* _Selected passage_:
• • • • •
Theodoro Henrique Maurer Júnior | |
Birth Date: | 13 May 1906 |
Birth Place: | Cosmópolis, São Paulo |
Death Place: | São Paulo |
Nationality: | Brazilian |
Alma Mater: | Faculty of Philosophy, Sciences and Languages, University of São Paulo |
Fields: | Linguistics, Romance linguistics |
Spouse: | Maria Branca Vogel |
Theodoro Henrique Maurer Júnior (May 13, 1906 – 1979) was a Brazilian philologist and linguist known for his work on Romance languages.[1] [2] He received his PhD in Latin from the Faculty of Philosophy, Sciences and Languages of the University of São Paulo in 1944, where he was an active professor from 1947 to 1967. From 1945 to 1946 he received a Rockefeller Foundation grant to study at Yale University, where he did research under linguists such as Leonard Bloomfield, Franklin Edgerton and Edgard Sturtevan.[3] [4]
He was one of the founders of the Brazilian Linguistics Association.[5]
Maurer was born on May 13, 1906, in the Swiss colony "Campos Sales", in Cosmópolis, at that time a rural region of Campinas, São Paulo. His parents, Henrique Maurer and Rosette H. Maurer, were from Zürich and had come to Brazil in 1898. However, Maurer Júnior spent his childhood, until the age of five, in the countryside of the United States, where his family had temporarily moved.
Back in Brazil, they settled in the Rebouças region, now Sumaré, where Maurer lived until he was fifteen. His secondary education was carried out in Campinas, as an autodidact, and, from 1925 to 1928, he attended the Pre-Theological and Theological Courses at the Presbyterian Theological Seminary. He married Maria Branca Vogel on June 24, 1931. They moved to Franca, where Maurer worked as pastor of the Presbyterian Church.
In Franca, he taught English and Latin at the Escola Normal Livre from 1930 to 1934. That year, he took a public exam for the Latin chair at the Campinas State Gymnasium, defending the thesis O Caso Ablativo: estudo sintático (The Ablative case: syntactic study) and obtaining the first place. However, the Gymnasium's Congregation changed the three-name list and, thus, he was not selected. He moved to São Paulo, where he taught high school.
From 1935 to 1937, he taught Latin and Portuguese in the high school at the Mackenzie Presbyterian Institute, and also in 1935, at the Pre-Theology course at the José Manuel da Conceição Institute (where he was a teacher of Isaac Nicolau Salum, his future colleague at the University of São Paulo), in Jandira, he started teaching Portuguese, French, Latin and Greek. From 1935 to 1938 he worked at the Theology Faculty of the Independent Presbyterian Church as a professor of Old and New Testament Exegesis and Biblical archaeology.[6]
From 1938, he studied Classical Languages and Portuguese at the Faculty of Philosophy, Sciences and Languages (FFCL) of the University of São Paulo, where he graduated in 1940. He continued teaching at the José Manuel da Conceição Institute until 1943 and, from this year to 1945, he taught Greek at Colégio Oswaldo Cruz. From 1944 to 1952, he taught philosophy and logic at the Theology Faculty of the Methodist Church of Brazil. Since his graduation from FFCL, he became Assistant Professor and Professor of Latin (initially also of Greek) at the same college. He got his doctorate, in 1944, with the dissertation A Morfologia e a Sintaxe do Genitivo Latino: estudo histórico (The Morphology and Syntax of the Latin Genitive: a historical study).
• • • • •
* _Extracted entries_:
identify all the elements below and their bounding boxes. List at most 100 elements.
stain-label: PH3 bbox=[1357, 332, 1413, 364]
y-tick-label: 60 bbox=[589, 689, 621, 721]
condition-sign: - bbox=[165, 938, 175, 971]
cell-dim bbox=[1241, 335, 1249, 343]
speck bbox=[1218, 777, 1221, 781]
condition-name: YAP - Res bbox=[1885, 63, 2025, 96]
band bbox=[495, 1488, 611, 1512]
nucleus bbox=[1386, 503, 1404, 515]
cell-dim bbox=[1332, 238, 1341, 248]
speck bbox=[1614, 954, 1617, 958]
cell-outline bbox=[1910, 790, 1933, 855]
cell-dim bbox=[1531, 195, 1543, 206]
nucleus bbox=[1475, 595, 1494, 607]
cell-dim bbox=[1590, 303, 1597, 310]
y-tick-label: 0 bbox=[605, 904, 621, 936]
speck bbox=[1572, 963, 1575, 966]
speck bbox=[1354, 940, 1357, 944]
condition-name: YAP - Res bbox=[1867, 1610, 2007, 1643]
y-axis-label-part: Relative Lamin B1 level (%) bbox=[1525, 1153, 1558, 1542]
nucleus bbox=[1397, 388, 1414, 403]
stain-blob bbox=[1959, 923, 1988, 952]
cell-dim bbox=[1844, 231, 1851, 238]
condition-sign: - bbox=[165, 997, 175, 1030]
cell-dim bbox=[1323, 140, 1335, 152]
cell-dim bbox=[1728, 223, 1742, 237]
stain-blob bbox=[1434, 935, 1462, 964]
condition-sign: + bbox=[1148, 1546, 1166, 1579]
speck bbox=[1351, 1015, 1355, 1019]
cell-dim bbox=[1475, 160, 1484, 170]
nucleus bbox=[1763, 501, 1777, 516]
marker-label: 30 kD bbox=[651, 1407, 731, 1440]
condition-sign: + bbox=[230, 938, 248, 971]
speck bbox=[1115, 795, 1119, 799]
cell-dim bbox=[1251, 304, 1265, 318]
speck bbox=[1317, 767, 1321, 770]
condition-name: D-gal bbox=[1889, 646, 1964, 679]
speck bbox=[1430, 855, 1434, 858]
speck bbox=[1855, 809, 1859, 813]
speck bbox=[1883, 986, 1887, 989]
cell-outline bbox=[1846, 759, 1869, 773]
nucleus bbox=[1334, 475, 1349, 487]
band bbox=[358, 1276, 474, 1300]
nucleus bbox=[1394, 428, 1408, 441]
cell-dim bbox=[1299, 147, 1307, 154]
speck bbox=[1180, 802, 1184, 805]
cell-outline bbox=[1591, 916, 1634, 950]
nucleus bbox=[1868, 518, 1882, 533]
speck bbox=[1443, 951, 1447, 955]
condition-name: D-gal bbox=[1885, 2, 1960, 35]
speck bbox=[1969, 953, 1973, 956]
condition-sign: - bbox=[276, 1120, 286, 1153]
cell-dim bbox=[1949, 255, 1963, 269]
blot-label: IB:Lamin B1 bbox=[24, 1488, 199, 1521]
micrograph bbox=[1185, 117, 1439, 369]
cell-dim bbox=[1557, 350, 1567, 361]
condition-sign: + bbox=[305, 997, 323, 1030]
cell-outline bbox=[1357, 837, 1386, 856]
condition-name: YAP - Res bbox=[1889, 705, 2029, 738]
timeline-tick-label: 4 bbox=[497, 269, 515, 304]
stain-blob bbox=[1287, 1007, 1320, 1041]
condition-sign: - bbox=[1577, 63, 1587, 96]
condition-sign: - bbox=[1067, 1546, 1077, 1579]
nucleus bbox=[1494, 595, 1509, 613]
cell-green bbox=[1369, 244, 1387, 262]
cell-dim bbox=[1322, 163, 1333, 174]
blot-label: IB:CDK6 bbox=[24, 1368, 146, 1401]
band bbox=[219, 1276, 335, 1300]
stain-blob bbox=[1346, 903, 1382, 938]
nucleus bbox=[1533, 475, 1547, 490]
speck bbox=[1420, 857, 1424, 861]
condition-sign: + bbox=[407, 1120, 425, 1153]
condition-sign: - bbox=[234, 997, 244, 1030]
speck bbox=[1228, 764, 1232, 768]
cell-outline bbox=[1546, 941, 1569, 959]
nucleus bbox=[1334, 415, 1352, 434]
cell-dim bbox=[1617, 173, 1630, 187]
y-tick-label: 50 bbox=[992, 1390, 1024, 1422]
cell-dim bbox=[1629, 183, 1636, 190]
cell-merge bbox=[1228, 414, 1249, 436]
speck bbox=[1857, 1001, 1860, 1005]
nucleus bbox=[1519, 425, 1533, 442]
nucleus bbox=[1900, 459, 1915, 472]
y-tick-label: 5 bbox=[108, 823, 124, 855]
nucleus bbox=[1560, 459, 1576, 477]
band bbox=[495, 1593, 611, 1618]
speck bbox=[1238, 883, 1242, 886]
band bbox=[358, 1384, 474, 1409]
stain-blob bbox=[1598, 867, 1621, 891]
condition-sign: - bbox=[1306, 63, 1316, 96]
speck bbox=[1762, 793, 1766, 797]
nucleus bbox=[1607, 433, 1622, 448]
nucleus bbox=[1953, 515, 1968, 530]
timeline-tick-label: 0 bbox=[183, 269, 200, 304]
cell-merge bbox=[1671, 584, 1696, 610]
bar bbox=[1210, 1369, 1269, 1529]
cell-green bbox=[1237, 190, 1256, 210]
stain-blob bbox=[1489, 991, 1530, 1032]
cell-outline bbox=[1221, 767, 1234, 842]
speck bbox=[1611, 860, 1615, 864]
• • • • •
* _Assigned task 1_:
Answer these questions from the Maurer Júnior biography, one line each:
(a) From what city did Maurer's parents come, and in what year did they arrive in Brazil?
(b) What thesis did he defend in the public exam for the Latin chair at the Campinas State Gymnasium?
(c) What subjects did he teach at the Theology Faculty of the Methodist Church of Brazil from 1944 to 1952?
* _Assigned task 2_:
Please summarize the Maurer Júnior biography in two sentences.
* _Assigned task 3_:
Translate this sentence from the Maurer Júnior biography into Portuguese: "He was one of the founders of the Brazilian Linguistics Association."

* _Exercise solution 1_:
(a) Zürich; they arrived in Brazil in 1898.
(b) O Caso Ablativo: estudo sintático (The Ablative case: syntactic study).
(c) Philosophy and logic.

* _Exercise solution 2_:
Theodoro Henrique Maurer Júnior (1906–1979) was a Brazilian philologist and linguist known for his work on Romance languages; he earned his PhD in Latin from the University of São Paulo's Faculty of Philosophy, Sciences and Languages in 1944, taught there from 1947 to 1967, and helped found the Brazilian Linguistics Association. After studying at the Presbyterian Theological Seminary, he served as a Presbyterian pastor in Franca and taught Latin, Portuguese, Greek, and other subjects at several schools and theology faculties before and during his university studies.

* _Exercise solution 3_:
Ele foi um dos fundadores da Associação Brasileira de Linguística.